Stored items from a collection
---

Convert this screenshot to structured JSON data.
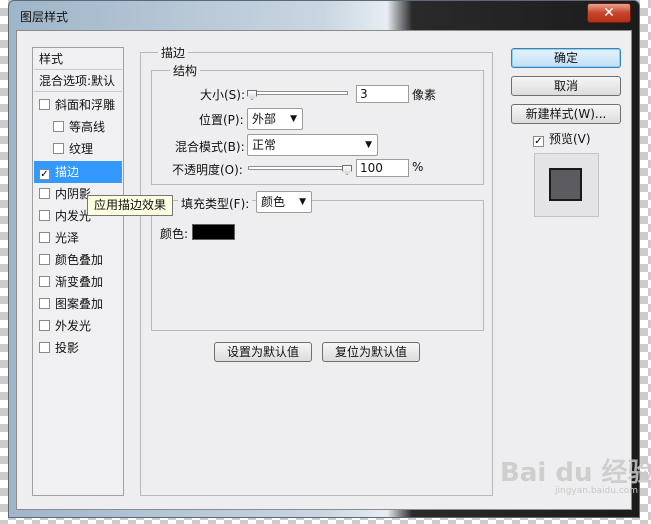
{
  "window": {
    "title": "图层样式",
    "close_glyph": "✕"
  },
  "style_list": {
    "header": "样式",
    "blend_options": "混合选项:默认",
    "items": [
      {
        "label": "斜面和浮雕",
        "checked": false
      },
      {
        "label": "等高线",
        "checked": false,
        "indent": true
      },
      {
        "label": "纹理",
        "checked": false,
        "indent": true
      },
      {
        "label": "描边",
        "checked": true,
        "selected": true
      },
      {
        "label": "内阴影",
        "checked": false
      },
      {
        "label": "内发光",
        "checked": false
      },
      {
        "label": "光泽",
        "checked": false
      },
      {
        "label": "颜色叠加",
        "checked": false
      },
      {
        "label": "渐变叠加",
        "checked": false
      },
      {
        "label": "图案叠加",
        "checked": false
      },
      {
        "label": "外发光",
        "checked": false
      },
      {
        "label": "投影",
        "checked": false
      }
    ]
  },
  "tooltip": "应用描边效果",
  "stroke": {
    "group_title": "描边",
    "structure_title": "结构",
    "size_label": "大小(S):",
    "size_value": "3",
    "size_unit": "像素",
    "position_label": "位置(P):",
    "position_value": "外部",
    "blend_mode_label": "混合模式(B):",
    "blend_mode_value": "正常",
    "opacity_label": "不透明度(O):",
    "opacity_value": "100",
    "opacity_unit": "%",
    "fill_type_label": "填充类型(F):",
    "fill_type_value": "颜色",
    "color_label": "颜色:",
    "color_hex": "#000000"
  },
  "buttons": {
    "ok": "确定",
    "cancel": "取消",
    "new_style": "新建样式(W)...",
    "preview_label": "预览(V)",
    "preview_checked": true,
    "make_default": "设置为默认值",
    "reset_default": "复位为默认值"
  },
  "watermark": {
    "main": "Bai du 经验",
    "sub": "jingyan.baidu.com"
  }
}
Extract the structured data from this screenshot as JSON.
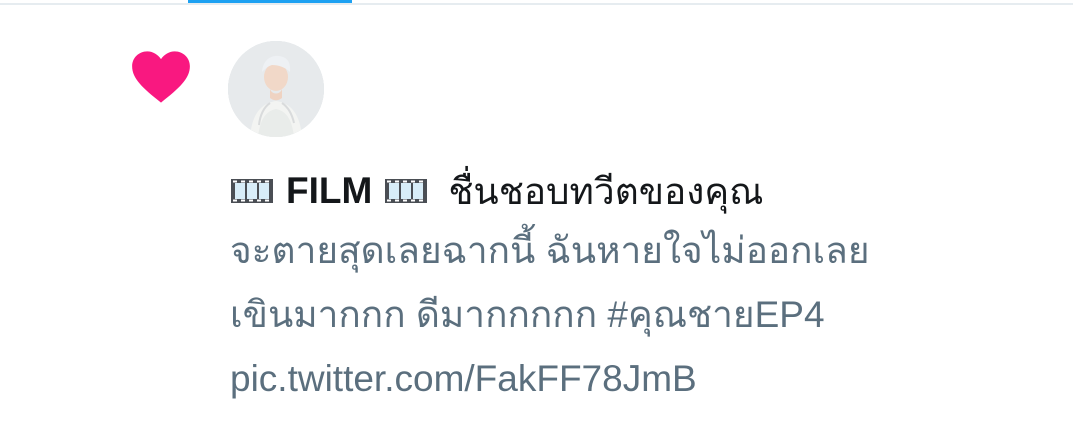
{
  "notification": {
    "user_name": "FILM",
    "action_text": "ชื่นชอบทวีตของคุณ",
    "avatar_alt": "avatar",
    "like_color": "#f91880",
    "tweet_lines": [
      "จะตายสุดเลยฉากนี้  ฉันหายใจไม่ออกเลย",
      "เขินมากกก  ดีมากกกกก   #คุณชายEP4",
      "pic.twitter.com/FakFF78JmB"
    ],
    "icons": {
      "like": "heart-icon",
      "film": "film-frames-icon"
    }
  }
}
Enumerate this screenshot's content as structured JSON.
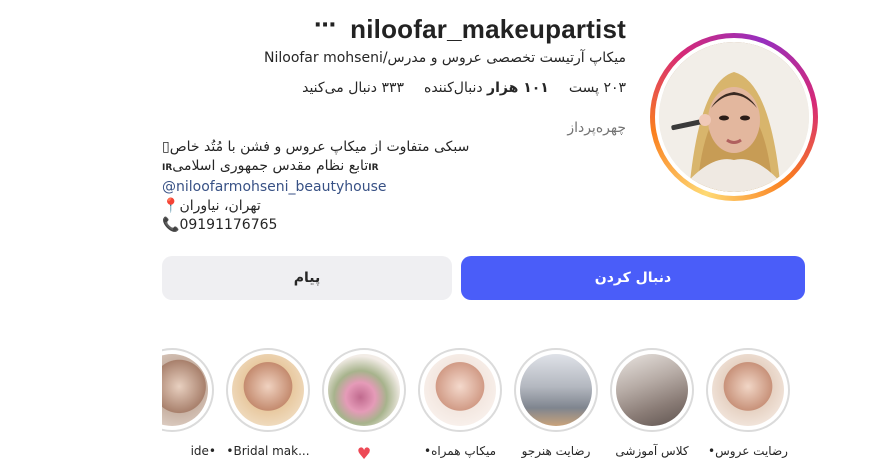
{
  "profile": {
    "username": "niloofar_makeupartist",
    "more_icon": "⋯",
    "fullname_line": "میکاپ آرتیست تخصصی عروس و مدرس/Niloofar mohseni",
    "stats": {
      "posts": "۲۰۳ پست",
      "followers_count": "۱۰۱ هزار",
      "followers_label": "دنبال‌کننده",
      "following": "۳۳۳ دنبال می‌کنید"
    },
    "category": "چهره‌پرداز",
    "bio_lines": [
      "سبکی متفاوت از میکاپ عروس و فشن با مُتُد خاص",
      "تابع نظام مقدس جمهوری اسلامی",
      "@niloofarmohseni_beautyhouse",
      "تهران، نیاوران",
      "09191176765"
    ],
    "bio_icons": {
      "line1": "▯",
      "line2_flag": "IR",
      "line2_flag_after": "IR",
      "line4": "📍",
      "line5": "📞"
    }
  },
  "actions": {
    "follow_label": "دنبال کردن",
    "message_label": "پیام"
  },
  "highlights": [
    {
      "label": "•رضایت عروس",
      "palette": [
        "#f1d6c6",
        "#c8927a"
      ]
    },
    {
      "label": "کلاس آموزشی",
      "palette": [
        "#e9e4e0",
        "#8a7c76"
      ]
    },
    {
      "label": "رضایت هنرجو",
      "palette": [
        "#dfe2e8",
        "#7f858f"
      ]
    },
    {
      "label": "•میکاپ همراه",
      "palette": [
        "#f4d9cc",
        "#d19b86"
      ]
    },
    {
      "label": "♥",
      "palette": [
        "#f2ece6",
        "#c06a8e"
      ]
    },
    {
      "label": "•Bridal mak...",
      "palette": [
        "#f0d2c0",
        "#c48b6f"
      ]
    },
    {
      "label": "ide•",
      "palette": [
        "#e8d0c0",
        "#a8806c"
      ]
    }
  ],
  "colors": {
    "follow_button": "#4a5df9",
    "message_button": "#efeff2",
    "link": "#385185",
    "heart": "#ed4956"
  }
}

---

— GIVEN TASK —
Find how many of the lines above have the word "data" in them. State only that number.

— CORRECT OUTPUT —
2